[RECORDS SUPPLIED]:
## begin
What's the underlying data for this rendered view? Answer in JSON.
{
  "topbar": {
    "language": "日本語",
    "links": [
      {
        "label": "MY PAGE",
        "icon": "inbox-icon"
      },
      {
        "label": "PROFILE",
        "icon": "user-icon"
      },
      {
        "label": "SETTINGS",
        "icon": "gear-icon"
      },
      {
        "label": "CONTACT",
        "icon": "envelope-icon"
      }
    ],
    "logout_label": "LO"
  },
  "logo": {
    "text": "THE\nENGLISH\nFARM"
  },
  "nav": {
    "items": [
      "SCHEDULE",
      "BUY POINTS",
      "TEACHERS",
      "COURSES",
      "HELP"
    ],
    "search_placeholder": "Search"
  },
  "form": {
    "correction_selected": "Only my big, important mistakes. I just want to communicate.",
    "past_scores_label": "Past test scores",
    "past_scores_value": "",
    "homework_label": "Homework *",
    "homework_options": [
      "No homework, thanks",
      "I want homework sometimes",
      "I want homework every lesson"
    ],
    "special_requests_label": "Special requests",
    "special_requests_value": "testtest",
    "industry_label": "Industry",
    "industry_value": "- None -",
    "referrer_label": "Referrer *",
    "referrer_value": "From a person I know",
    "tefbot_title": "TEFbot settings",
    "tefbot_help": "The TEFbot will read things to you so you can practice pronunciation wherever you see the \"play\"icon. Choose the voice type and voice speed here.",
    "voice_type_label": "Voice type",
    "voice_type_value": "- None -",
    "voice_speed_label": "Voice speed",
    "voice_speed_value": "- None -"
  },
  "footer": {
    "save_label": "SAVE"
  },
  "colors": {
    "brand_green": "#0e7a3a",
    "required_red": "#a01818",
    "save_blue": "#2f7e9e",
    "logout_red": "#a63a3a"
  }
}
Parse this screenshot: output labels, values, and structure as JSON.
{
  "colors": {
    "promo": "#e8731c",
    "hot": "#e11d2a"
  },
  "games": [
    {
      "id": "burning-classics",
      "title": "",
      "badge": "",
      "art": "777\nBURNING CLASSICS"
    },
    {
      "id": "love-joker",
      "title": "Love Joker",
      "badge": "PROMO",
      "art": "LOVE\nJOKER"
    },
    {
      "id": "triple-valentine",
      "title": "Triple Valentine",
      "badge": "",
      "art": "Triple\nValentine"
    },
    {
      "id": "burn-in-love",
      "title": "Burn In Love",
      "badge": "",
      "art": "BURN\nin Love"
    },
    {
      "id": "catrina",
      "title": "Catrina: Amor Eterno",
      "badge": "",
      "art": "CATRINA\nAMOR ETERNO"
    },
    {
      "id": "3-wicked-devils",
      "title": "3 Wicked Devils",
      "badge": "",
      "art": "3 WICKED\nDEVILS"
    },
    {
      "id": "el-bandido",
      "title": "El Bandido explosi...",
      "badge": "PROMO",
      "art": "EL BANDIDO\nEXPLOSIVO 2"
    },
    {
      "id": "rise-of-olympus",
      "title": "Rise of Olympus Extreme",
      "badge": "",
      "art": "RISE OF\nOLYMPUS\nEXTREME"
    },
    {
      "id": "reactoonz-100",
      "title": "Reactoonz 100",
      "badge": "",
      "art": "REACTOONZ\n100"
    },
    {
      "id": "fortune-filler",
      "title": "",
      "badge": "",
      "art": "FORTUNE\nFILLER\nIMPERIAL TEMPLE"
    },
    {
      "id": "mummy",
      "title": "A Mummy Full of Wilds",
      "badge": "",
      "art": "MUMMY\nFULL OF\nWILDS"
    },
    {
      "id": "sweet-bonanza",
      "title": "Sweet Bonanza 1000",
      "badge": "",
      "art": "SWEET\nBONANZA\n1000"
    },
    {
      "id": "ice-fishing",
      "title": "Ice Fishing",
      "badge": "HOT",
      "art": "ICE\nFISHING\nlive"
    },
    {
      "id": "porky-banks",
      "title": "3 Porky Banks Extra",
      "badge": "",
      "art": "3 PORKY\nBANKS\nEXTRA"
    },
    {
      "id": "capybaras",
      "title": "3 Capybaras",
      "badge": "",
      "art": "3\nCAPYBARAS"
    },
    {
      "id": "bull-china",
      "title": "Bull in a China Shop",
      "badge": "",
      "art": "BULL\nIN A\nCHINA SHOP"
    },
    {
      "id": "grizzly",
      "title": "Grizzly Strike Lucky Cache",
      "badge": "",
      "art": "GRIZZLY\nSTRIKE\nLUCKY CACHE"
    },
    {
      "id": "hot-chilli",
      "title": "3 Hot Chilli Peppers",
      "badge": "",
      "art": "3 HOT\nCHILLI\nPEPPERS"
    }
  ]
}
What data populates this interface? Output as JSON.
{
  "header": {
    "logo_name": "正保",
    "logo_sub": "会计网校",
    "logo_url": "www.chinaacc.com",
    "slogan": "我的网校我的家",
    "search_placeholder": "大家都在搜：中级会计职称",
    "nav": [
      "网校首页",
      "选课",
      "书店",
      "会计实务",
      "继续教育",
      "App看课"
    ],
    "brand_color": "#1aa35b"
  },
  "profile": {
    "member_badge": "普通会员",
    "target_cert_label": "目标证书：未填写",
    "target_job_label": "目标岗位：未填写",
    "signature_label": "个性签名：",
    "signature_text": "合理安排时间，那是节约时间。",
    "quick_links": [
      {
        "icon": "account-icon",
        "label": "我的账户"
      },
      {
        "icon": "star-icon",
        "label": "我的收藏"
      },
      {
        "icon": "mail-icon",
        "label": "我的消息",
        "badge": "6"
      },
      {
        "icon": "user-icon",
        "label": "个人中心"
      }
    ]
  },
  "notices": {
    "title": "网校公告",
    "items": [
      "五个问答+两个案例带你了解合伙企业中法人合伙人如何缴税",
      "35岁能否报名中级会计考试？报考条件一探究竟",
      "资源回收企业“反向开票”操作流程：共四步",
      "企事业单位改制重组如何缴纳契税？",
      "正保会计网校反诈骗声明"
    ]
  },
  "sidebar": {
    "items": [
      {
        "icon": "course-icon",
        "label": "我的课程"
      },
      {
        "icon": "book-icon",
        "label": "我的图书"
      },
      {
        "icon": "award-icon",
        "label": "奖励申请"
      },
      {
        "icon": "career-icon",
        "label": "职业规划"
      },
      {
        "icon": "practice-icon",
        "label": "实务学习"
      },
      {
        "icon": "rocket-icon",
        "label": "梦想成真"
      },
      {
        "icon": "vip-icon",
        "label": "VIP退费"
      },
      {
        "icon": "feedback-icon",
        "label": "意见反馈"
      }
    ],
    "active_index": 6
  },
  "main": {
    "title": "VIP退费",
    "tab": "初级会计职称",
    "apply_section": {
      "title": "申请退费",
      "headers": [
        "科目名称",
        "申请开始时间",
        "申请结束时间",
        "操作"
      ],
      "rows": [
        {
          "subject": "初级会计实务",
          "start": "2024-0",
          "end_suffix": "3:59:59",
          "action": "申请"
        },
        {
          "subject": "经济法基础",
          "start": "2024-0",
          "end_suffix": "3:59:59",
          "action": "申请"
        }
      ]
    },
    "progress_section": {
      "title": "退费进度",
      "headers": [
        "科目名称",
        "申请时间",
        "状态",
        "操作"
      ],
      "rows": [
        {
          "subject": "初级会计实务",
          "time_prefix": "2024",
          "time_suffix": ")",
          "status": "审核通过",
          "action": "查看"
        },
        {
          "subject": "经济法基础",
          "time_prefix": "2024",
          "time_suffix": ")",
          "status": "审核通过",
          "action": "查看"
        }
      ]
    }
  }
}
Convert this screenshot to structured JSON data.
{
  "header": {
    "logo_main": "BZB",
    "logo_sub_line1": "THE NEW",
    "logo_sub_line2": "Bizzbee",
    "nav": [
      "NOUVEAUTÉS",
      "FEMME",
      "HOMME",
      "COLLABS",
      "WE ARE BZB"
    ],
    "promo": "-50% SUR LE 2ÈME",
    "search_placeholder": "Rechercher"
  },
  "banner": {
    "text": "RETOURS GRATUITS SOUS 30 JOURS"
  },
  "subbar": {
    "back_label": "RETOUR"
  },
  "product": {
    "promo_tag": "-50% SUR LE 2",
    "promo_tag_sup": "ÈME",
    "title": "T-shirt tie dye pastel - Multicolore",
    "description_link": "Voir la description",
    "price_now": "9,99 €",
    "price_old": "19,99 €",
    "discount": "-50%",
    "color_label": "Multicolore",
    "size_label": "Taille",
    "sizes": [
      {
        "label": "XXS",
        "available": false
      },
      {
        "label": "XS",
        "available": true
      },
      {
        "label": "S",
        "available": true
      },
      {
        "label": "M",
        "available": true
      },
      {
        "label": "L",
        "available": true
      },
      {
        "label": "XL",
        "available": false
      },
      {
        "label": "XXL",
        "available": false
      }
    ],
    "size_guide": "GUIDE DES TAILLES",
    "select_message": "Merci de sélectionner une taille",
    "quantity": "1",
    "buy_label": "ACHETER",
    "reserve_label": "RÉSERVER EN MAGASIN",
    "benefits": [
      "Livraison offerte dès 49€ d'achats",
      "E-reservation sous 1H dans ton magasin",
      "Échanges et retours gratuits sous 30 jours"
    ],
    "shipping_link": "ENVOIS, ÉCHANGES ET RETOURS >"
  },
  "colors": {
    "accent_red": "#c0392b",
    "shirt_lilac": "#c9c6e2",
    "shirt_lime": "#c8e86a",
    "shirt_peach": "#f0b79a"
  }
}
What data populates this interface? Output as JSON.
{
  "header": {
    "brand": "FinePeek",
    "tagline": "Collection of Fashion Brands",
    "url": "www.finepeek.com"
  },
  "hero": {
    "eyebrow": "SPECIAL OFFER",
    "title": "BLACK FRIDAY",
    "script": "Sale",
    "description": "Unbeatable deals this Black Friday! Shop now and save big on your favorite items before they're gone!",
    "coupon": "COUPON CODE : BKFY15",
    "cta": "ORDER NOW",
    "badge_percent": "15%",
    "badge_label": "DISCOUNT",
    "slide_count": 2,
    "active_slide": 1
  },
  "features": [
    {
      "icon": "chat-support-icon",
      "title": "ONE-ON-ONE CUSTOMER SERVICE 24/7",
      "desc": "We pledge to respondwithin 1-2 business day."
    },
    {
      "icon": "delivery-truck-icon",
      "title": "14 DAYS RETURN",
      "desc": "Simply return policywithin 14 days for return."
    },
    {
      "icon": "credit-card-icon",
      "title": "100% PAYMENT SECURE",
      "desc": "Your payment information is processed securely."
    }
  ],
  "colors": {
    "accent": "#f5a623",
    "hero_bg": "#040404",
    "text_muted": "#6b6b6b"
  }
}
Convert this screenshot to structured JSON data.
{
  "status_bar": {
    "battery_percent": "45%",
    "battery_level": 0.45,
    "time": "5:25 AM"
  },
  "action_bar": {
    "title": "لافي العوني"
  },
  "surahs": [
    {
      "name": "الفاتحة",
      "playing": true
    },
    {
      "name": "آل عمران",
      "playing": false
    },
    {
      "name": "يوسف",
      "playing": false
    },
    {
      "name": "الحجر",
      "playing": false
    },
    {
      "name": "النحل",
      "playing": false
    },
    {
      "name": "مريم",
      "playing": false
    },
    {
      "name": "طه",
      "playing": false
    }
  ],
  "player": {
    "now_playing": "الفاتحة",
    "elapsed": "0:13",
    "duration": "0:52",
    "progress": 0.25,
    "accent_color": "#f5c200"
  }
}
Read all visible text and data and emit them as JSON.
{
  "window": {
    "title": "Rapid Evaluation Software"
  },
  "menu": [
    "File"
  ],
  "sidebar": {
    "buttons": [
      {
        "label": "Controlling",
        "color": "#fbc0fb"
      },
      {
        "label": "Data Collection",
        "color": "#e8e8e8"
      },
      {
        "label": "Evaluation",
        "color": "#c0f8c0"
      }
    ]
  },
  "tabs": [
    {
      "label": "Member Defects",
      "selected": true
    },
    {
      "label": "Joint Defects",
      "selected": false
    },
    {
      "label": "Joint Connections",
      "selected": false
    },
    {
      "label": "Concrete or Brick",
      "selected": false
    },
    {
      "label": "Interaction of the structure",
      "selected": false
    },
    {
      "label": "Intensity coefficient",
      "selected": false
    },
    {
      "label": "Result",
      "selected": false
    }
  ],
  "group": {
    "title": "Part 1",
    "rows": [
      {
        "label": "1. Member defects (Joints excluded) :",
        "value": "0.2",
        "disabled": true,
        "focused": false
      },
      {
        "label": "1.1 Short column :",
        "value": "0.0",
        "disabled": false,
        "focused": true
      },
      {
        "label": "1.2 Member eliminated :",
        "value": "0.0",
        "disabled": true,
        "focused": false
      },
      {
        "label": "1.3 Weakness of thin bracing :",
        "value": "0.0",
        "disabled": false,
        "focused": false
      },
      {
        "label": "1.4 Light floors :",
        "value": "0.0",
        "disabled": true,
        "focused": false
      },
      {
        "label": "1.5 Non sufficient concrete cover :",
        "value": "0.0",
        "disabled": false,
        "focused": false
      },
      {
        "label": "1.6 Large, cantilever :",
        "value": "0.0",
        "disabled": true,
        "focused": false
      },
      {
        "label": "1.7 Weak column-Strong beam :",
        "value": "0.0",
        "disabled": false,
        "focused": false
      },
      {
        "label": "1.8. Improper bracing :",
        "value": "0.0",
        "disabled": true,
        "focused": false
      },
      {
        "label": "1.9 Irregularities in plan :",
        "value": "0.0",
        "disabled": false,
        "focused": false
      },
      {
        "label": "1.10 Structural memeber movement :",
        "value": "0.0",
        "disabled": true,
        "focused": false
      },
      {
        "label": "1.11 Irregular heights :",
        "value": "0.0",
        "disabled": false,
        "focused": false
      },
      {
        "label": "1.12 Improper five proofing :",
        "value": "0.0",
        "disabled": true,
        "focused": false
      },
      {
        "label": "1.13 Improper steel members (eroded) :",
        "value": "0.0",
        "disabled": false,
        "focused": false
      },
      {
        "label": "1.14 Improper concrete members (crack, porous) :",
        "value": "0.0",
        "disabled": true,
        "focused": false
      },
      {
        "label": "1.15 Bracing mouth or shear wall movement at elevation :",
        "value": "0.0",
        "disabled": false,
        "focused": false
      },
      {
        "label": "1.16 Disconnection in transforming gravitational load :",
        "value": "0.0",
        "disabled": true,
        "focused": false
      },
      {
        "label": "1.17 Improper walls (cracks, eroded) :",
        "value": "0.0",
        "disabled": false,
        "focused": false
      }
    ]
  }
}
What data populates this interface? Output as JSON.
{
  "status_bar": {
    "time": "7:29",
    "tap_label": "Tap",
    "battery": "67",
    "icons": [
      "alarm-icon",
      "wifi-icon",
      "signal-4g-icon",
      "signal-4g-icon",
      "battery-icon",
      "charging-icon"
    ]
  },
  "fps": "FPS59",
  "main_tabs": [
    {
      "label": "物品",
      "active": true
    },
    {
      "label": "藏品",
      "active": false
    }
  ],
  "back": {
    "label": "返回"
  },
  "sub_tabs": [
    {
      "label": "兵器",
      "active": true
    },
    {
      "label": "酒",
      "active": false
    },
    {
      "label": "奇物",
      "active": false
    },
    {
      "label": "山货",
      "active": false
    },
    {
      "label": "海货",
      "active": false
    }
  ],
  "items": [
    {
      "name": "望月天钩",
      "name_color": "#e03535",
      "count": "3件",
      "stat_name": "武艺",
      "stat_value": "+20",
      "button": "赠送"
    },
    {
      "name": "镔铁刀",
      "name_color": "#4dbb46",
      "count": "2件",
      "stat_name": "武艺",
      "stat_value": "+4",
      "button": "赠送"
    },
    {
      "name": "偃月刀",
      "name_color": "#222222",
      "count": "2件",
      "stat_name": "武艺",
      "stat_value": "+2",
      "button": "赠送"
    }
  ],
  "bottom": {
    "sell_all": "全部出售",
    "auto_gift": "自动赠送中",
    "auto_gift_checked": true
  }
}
## end
[WORK REQUIRED]: Pick out all the lines with the word "want" in them and copy them.

[FINAL ANSWER]:
    "correction_selected": "Only my big, important mistakes. I just want to communicate.",
      "I want homework sometimes",
      "I want homework every lesson"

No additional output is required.